--- DATASET RECORDS ---
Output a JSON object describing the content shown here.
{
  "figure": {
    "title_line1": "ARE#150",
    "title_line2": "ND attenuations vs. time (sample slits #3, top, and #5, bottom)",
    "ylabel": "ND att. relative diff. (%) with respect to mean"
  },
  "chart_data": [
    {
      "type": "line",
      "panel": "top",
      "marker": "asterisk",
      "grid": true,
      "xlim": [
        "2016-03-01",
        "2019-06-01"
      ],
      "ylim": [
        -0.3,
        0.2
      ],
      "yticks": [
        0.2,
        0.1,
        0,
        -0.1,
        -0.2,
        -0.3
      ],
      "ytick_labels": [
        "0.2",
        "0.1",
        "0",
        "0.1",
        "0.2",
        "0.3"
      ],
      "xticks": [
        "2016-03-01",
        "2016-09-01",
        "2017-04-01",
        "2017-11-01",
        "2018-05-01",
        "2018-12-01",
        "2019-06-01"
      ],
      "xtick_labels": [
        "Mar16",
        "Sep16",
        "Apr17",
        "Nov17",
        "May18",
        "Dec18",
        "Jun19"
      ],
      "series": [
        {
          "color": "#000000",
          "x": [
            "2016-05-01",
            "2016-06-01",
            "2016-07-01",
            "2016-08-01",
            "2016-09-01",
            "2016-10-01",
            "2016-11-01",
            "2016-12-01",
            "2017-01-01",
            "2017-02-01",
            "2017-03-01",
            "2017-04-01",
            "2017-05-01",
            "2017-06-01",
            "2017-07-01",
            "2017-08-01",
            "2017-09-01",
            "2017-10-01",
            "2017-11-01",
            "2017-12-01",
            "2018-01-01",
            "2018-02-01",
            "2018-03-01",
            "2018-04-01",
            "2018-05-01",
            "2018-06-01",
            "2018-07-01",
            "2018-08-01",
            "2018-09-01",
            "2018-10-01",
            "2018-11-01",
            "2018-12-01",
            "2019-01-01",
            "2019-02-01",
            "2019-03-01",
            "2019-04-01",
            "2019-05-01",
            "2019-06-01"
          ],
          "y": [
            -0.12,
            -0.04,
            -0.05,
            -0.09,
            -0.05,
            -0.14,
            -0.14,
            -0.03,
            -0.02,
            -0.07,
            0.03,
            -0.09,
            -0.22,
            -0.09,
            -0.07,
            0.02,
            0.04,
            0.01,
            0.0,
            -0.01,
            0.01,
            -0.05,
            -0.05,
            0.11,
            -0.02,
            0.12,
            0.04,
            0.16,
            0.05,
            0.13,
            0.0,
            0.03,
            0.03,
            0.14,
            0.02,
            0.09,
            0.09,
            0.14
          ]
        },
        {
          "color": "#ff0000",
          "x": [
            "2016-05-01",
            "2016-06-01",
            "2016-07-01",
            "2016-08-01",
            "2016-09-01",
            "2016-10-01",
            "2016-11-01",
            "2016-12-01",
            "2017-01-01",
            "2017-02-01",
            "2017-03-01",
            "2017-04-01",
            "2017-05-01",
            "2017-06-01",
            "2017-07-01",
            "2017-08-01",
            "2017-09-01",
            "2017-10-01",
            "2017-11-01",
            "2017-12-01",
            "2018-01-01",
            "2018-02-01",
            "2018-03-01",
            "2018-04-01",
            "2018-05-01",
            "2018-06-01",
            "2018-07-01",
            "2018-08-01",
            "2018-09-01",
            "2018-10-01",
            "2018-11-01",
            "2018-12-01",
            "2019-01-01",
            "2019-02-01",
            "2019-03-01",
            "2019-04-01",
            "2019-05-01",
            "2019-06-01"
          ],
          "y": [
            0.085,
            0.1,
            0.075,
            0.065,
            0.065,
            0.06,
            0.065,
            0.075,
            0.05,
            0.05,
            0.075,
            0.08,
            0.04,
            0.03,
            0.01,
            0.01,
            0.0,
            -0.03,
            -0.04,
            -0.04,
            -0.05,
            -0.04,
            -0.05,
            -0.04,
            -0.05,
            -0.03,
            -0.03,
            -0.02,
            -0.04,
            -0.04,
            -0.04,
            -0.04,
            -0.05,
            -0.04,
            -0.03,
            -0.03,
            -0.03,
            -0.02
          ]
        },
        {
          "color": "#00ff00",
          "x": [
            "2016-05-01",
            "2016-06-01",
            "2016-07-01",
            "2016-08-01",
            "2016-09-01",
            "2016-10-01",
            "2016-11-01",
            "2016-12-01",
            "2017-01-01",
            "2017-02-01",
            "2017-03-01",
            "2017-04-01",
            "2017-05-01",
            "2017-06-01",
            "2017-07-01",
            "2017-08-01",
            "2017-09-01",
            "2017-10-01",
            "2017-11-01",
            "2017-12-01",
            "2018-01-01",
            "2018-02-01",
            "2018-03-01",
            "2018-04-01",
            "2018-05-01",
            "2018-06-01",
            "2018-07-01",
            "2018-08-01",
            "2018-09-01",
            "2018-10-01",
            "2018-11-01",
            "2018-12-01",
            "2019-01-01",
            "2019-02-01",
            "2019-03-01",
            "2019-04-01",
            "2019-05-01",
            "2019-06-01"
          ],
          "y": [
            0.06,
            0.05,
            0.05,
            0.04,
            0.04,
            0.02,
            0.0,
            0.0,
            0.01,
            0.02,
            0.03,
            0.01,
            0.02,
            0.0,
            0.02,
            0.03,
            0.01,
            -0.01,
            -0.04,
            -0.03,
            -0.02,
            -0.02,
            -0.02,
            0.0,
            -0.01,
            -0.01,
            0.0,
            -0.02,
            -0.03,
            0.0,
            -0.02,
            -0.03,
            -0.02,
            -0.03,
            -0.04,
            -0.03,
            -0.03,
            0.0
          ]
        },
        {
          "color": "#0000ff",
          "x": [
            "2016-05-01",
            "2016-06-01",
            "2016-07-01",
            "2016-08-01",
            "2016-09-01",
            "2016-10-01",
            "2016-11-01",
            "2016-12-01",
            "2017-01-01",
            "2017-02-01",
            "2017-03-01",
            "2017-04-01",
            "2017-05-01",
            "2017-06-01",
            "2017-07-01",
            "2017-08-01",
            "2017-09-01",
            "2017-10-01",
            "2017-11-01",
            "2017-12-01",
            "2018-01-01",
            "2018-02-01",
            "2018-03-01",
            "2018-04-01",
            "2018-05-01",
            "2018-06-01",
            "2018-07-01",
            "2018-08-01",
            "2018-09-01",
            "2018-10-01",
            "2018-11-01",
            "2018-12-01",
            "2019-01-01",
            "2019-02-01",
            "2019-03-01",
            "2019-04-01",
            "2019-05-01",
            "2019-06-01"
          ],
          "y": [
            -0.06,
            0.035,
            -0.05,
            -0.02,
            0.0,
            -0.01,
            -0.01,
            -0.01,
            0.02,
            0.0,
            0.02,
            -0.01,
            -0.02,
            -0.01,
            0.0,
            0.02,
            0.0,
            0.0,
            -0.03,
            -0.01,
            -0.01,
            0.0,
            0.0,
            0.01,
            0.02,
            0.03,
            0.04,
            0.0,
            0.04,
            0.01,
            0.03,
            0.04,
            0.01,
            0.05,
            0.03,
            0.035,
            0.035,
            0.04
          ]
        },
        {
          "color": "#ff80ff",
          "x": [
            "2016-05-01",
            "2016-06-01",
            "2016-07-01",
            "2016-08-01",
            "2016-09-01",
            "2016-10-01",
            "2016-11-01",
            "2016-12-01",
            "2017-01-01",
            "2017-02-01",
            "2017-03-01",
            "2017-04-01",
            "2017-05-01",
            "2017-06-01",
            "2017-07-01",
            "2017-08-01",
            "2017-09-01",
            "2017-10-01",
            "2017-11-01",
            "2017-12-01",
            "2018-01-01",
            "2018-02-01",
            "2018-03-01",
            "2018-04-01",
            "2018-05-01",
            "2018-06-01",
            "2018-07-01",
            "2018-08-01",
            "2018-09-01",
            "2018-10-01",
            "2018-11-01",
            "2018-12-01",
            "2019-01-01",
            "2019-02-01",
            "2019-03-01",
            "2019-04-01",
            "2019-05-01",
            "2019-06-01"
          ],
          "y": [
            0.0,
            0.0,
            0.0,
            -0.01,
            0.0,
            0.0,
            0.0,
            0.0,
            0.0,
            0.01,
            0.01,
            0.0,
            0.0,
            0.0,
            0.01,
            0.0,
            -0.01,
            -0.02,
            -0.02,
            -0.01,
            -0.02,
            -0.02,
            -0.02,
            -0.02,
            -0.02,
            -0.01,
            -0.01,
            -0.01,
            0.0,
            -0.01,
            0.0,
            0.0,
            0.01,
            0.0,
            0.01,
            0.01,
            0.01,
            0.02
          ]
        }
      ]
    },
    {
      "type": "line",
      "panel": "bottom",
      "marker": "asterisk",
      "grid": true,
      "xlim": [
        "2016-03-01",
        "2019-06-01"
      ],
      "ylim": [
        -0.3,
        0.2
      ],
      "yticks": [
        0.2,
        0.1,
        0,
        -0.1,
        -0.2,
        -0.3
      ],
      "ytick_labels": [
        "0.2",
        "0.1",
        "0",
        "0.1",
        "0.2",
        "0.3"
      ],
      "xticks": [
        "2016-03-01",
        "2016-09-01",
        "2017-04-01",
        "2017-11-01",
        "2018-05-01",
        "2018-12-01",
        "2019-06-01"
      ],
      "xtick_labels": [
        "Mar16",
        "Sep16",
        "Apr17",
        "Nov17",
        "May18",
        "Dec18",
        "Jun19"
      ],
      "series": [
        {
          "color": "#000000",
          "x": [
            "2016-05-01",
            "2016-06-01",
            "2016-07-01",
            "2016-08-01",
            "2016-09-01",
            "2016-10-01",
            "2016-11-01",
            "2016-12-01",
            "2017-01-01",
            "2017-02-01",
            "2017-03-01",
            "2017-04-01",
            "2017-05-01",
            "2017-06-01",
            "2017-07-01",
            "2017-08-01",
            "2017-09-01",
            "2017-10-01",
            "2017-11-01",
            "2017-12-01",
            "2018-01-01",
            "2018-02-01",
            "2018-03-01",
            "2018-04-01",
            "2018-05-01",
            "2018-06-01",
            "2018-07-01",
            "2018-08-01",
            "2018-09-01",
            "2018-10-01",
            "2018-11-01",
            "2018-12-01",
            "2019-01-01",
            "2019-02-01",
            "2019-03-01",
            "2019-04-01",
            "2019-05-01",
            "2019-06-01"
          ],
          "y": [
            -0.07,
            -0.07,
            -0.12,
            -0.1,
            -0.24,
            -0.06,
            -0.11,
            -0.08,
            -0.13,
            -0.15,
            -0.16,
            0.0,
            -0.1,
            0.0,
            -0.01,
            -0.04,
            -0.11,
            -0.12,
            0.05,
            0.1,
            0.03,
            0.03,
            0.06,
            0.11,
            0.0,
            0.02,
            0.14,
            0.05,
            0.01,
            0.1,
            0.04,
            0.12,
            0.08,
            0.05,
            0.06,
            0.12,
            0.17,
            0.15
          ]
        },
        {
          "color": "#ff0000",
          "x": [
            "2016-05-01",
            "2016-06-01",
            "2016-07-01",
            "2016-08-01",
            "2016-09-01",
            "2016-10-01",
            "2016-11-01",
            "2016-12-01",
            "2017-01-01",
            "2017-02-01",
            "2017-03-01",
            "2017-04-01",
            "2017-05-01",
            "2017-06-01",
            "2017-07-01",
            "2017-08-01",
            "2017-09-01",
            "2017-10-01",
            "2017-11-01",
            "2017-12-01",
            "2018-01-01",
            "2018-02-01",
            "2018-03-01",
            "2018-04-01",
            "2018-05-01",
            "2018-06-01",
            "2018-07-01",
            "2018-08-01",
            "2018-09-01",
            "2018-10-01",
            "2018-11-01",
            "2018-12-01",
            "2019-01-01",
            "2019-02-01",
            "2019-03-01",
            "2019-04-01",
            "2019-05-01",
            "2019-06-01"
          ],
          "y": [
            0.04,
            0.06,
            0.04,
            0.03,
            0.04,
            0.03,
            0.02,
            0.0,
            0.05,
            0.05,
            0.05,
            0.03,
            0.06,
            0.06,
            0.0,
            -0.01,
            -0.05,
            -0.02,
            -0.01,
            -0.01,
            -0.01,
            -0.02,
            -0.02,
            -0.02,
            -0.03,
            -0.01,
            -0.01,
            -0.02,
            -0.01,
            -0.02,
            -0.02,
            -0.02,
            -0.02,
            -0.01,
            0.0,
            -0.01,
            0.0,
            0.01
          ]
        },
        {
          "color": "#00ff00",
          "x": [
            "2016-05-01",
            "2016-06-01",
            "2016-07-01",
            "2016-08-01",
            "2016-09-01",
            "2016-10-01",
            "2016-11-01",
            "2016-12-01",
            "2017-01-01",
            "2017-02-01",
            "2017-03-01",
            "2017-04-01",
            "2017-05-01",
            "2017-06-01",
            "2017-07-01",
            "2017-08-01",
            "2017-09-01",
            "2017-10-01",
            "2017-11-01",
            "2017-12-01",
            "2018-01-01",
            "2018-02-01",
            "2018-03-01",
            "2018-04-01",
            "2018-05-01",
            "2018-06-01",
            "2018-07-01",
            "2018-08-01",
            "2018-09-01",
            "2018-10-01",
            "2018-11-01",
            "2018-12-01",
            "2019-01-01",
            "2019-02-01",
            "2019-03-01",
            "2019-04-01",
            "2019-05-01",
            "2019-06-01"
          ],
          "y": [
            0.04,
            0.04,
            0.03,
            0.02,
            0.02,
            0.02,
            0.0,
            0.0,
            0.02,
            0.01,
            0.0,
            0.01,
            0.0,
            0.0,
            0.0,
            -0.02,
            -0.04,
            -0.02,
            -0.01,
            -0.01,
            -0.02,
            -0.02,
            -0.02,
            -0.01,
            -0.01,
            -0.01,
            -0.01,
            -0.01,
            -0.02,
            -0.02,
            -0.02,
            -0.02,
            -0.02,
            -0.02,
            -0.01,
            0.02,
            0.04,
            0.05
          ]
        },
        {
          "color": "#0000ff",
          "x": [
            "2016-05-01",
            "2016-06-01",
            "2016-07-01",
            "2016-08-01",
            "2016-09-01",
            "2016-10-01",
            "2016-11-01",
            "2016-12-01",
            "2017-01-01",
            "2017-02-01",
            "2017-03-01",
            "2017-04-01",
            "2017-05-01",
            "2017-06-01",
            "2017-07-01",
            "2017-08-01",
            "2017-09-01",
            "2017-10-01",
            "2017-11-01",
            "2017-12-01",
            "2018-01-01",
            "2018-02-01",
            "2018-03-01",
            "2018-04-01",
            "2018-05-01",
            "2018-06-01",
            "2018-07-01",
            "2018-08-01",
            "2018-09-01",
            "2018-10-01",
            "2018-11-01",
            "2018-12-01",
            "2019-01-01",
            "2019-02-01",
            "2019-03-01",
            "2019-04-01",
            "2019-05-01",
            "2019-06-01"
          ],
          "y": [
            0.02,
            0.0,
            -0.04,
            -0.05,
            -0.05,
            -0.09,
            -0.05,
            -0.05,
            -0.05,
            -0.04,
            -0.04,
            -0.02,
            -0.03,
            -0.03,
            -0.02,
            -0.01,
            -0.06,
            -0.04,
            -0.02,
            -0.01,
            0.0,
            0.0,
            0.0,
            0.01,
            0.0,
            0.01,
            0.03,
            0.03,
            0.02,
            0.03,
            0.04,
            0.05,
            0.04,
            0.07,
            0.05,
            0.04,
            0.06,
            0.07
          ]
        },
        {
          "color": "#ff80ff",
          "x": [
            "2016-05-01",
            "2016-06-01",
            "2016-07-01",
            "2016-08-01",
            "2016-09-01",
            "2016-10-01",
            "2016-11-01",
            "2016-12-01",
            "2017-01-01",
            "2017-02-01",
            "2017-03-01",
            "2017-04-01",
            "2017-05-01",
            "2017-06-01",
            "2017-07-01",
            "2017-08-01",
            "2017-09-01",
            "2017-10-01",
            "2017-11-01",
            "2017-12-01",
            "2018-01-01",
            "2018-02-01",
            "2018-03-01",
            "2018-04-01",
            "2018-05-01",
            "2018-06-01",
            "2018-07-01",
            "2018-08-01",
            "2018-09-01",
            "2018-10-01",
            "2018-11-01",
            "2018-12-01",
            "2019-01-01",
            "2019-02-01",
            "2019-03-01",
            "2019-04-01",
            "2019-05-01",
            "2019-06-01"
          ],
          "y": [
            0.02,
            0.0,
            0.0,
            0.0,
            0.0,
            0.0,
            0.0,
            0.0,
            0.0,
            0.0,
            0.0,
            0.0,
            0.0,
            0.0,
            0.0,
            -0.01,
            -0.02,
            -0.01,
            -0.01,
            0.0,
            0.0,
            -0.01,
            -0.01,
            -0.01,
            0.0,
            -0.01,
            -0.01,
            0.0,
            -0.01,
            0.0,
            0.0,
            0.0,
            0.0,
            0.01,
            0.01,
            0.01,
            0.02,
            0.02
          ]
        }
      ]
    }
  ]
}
---
:: THE EXERCISE ::
Above are the records; copy every line in them that holds the word "bottom".

:: ANSWER TO THIS PROBLEM ::
    "title_line2": "ND attenuations vs. time (sample slits #3, top, and #5, bottom)",
      "panel": "bottom",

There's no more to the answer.